— Begin THE DATA —
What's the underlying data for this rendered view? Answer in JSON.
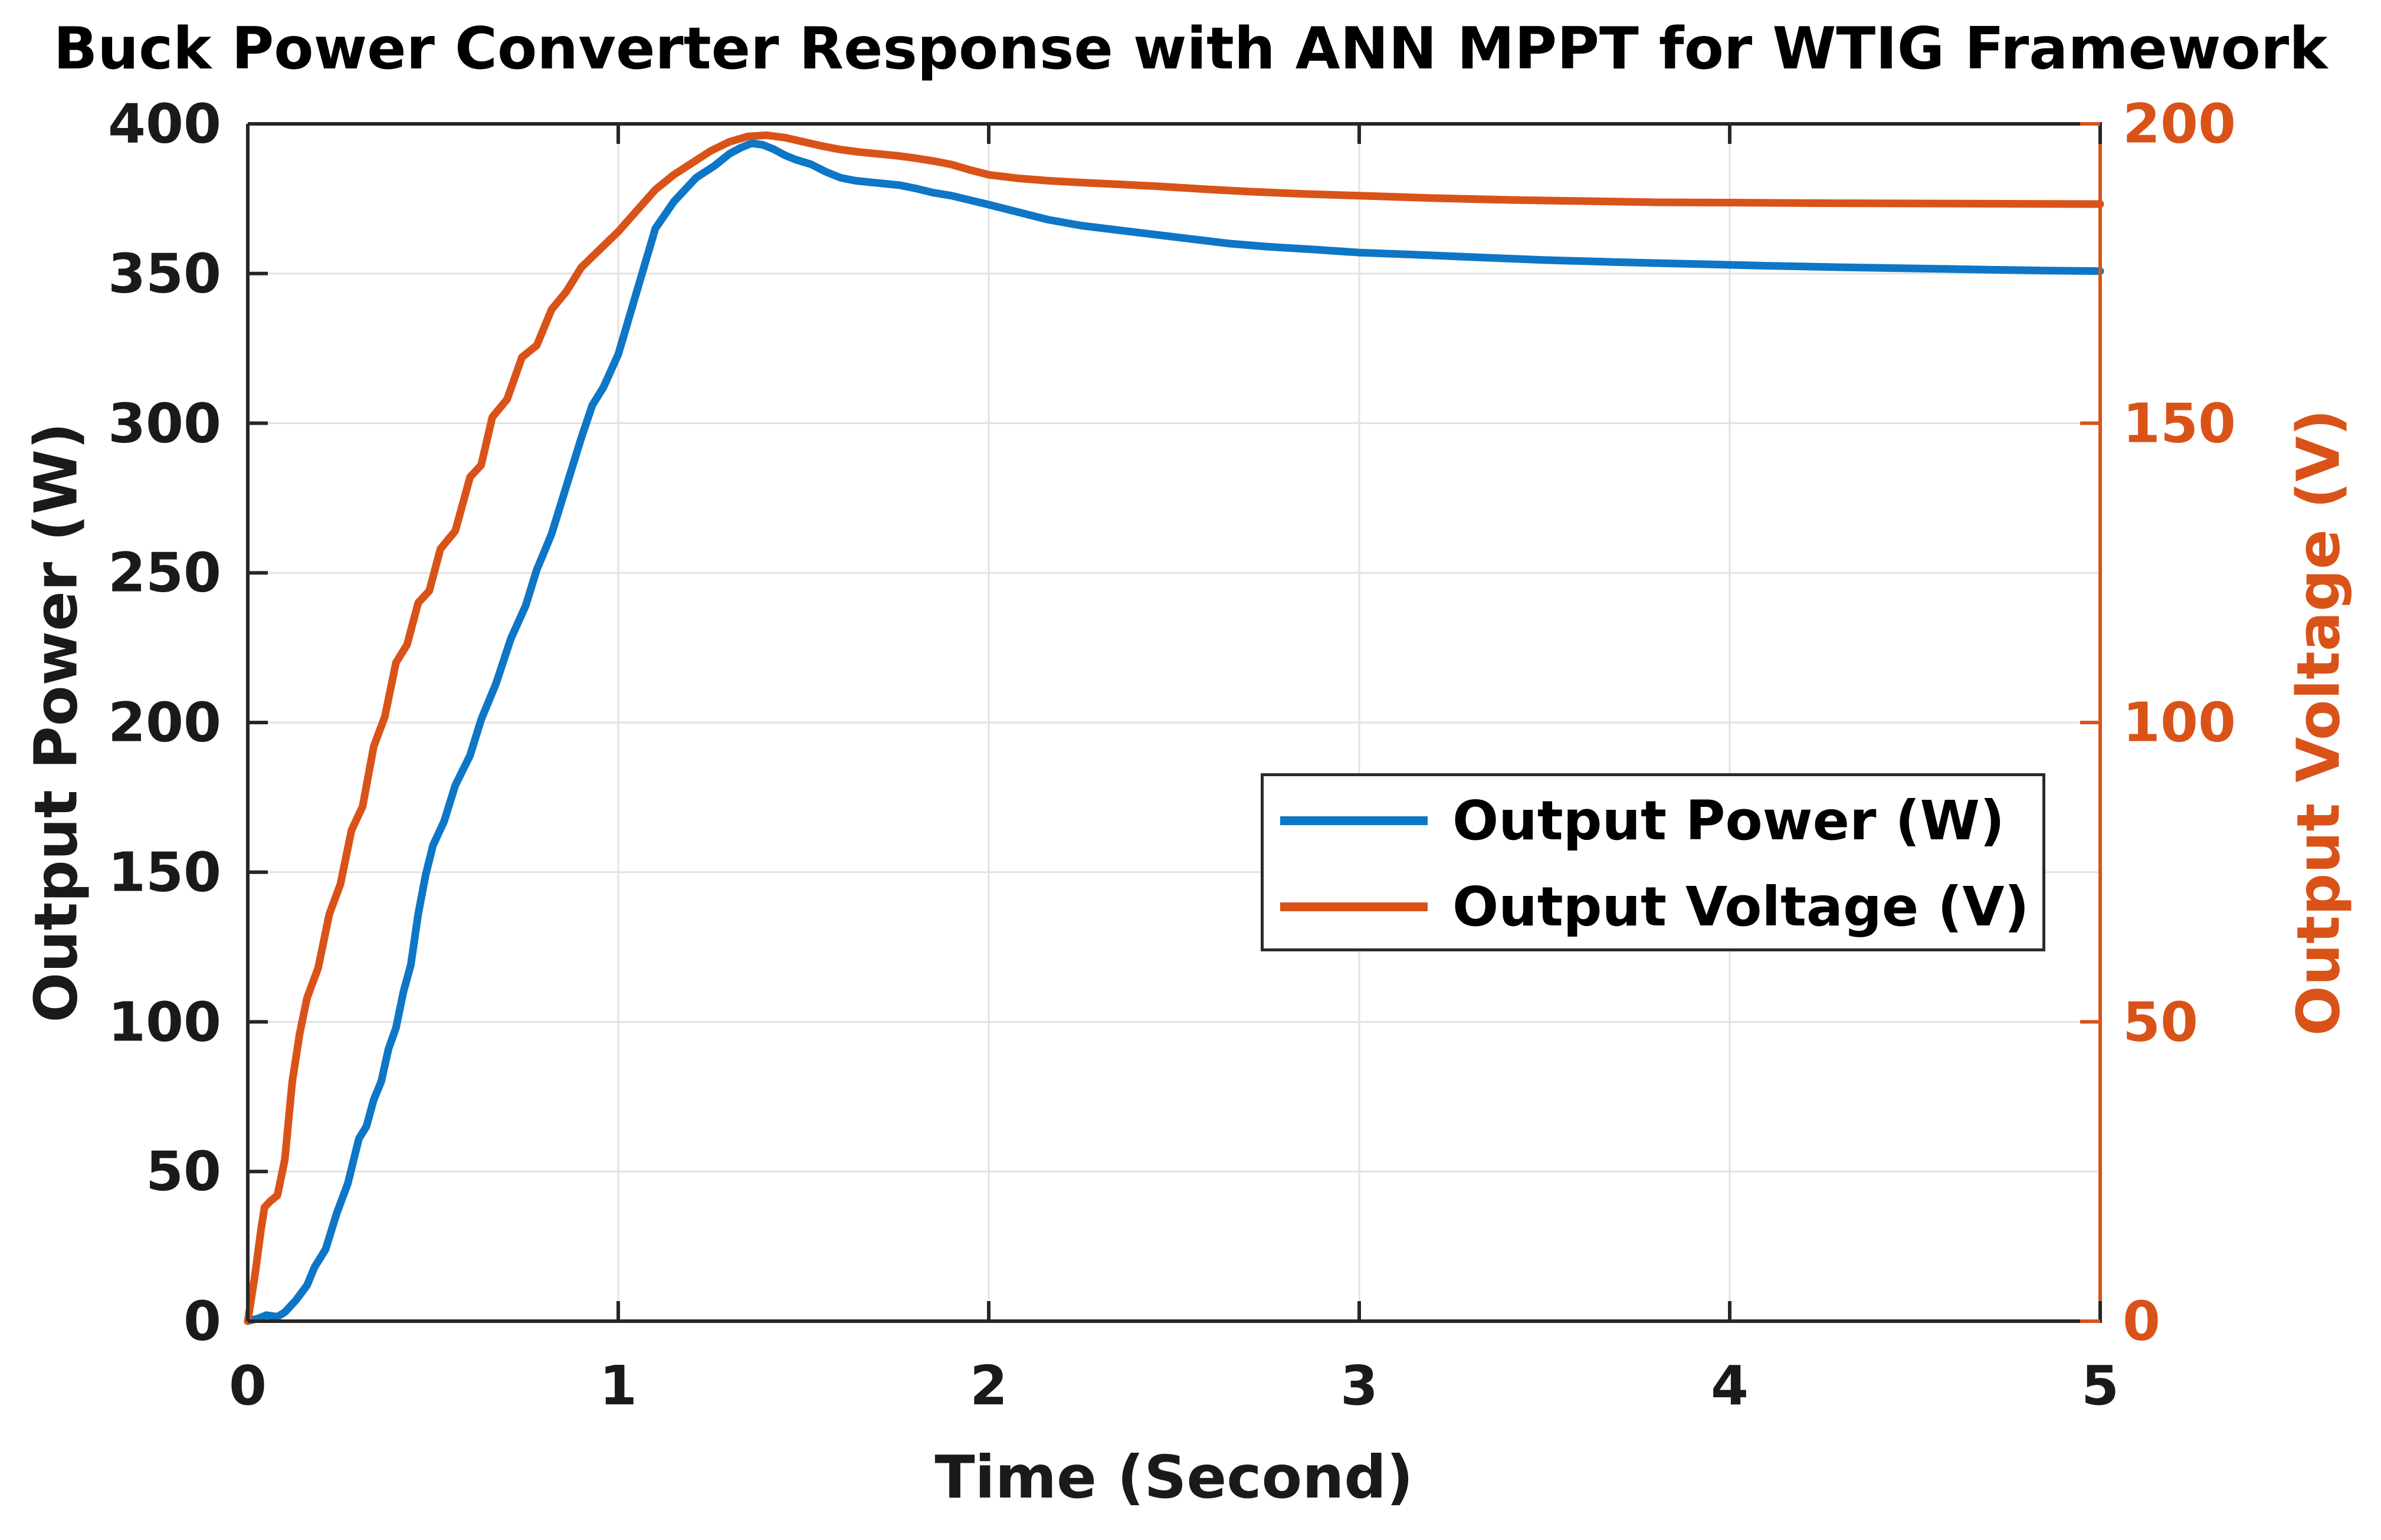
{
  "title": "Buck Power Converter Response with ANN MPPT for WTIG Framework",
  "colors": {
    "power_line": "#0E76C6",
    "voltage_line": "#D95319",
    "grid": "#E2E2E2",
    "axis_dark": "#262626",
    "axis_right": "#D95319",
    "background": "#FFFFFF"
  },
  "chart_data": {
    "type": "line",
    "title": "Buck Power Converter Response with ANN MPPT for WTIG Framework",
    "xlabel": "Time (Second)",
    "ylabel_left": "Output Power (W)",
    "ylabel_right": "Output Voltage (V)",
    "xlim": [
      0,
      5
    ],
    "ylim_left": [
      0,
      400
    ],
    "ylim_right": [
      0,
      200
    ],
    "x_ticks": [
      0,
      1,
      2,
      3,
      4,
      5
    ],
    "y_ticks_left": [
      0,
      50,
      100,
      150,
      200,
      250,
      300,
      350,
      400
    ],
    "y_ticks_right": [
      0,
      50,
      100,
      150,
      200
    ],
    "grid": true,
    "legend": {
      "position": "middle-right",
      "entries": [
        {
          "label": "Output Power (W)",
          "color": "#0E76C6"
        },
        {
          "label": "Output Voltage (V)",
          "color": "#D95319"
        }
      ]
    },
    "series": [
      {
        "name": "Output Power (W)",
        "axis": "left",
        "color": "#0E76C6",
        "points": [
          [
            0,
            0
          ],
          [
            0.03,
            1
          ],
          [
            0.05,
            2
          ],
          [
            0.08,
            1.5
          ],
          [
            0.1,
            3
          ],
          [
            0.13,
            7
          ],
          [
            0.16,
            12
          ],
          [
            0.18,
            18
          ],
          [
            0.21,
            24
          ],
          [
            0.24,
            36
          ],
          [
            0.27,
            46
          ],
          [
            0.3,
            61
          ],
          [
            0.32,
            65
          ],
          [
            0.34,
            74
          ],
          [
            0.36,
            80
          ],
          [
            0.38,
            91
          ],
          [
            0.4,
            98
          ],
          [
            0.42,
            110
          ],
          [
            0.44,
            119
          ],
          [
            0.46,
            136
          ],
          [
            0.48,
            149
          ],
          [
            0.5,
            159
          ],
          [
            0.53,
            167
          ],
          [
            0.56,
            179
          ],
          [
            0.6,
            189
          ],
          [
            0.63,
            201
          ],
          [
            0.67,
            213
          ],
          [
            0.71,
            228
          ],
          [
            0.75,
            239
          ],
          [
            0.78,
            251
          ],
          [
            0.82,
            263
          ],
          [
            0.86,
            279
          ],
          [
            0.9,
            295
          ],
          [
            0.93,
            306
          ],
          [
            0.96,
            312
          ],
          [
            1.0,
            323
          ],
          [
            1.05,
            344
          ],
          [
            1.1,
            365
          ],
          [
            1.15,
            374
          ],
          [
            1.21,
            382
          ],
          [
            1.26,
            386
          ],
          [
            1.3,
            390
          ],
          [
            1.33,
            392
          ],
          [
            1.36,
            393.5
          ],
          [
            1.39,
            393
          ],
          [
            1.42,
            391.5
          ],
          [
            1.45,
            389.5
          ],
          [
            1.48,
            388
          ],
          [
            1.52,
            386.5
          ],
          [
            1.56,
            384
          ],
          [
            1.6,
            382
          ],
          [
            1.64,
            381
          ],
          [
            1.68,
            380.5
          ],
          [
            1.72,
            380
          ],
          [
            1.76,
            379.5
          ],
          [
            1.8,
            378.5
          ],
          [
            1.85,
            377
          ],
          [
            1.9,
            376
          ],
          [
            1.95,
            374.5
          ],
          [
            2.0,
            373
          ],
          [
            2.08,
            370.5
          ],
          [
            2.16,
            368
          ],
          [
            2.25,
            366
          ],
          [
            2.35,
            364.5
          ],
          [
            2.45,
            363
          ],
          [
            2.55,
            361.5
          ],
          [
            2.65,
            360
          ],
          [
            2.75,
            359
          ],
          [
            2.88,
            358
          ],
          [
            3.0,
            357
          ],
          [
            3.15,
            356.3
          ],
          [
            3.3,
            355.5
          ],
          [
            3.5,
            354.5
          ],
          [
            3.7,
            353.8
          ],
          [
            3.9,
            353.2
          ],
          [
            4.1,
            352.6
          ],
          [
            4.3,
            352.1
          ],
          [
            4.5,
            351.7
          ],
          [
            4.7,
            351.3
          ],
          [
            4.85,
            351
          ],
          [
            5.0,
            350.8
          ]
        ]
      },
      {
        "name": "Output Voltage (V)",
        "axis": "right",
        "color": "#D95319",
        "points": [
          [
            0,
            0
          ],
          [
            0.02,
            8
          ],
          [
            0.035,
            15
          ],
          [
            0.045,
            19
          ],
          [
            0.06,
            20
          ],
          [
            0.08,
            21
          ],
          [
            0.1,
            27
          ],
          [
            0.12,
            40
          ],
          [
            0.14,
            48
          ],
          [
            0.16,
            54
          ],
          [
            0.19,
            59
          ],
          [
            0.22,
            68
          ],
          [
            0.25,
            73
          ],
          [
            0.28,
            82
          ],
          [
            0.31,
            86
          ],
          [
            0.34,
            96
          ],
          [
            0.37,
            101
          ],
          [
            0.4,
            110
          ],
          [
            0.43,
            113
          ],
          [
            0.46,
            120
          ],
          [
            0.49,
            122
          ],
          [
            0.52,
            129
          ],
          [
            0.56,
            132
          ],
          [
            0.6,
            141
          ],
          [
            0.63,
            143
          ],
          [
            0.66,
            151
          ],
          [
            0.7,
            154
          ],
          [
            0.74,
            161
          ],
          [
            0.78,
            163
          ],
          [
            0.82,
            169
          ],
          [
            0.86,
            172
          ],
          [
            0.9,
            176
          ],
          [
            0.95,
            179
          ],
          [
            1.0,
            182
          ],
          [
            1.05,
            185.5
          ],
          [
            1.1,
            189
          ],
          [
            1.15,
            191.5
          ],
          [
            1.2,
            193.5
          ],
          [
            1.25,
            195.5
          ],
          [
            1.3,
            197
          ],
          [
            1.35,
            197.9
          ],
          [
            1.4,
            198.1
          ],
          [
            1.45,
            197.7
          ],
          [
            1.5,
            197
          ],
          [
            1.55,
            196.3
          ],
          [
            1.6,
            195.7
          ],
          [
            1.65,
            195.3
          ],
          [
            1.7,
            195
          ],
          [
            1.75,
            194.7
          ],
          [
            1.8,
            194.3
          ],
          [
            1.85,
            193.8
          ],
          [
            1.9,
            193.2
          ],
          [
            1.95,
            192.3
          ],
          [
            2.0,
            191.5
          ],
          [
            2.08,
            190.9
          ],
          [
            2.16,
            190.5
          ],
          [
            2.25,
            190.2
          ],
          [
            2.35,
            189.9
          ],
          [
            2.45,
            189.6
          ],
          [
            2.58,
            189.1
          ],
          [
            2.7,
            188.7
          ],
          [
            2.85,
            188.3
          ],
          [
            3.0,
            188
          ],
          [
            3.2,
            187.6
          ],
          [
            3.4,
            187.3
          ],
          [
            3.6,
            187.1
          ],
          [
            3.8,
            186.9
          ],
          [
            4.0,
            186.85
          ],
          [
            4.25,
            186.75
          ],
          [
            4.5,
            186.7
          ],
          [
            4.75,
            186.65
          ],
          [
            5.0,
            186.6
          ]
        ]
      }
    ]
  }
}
— End THE DATA —
— Begin THE DATA —
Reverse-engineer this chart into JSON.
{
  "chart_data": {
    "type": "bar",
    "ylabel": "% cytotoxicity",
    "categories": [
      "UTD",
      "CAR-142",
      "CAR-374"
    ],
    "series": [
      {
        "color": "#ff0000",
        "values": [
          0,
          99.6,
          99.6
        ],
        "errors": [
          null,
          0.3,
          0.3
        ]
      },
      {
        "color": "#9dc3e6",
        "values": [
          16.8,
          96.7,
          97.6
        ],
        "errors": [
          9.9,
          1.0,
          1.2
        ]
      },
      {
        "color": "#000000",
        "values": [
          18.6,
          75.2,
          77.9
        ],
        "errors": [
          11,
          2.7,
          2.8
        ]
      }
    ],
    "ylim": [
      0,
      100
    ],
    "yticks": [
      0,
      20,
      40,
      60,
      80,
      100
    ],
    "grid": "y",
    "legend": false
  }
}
— End THE DATA —
■ WHAT IS NEEDED ■
Pull out every line above that holds the word "Framework".

■ TASK SOLUTION ■
  "title": "Buck Power Converter Response with ANN MPPT for WTIG Framework",
    "title": "Buck Power Converter Response with ANN MPPT for WTIG Framework",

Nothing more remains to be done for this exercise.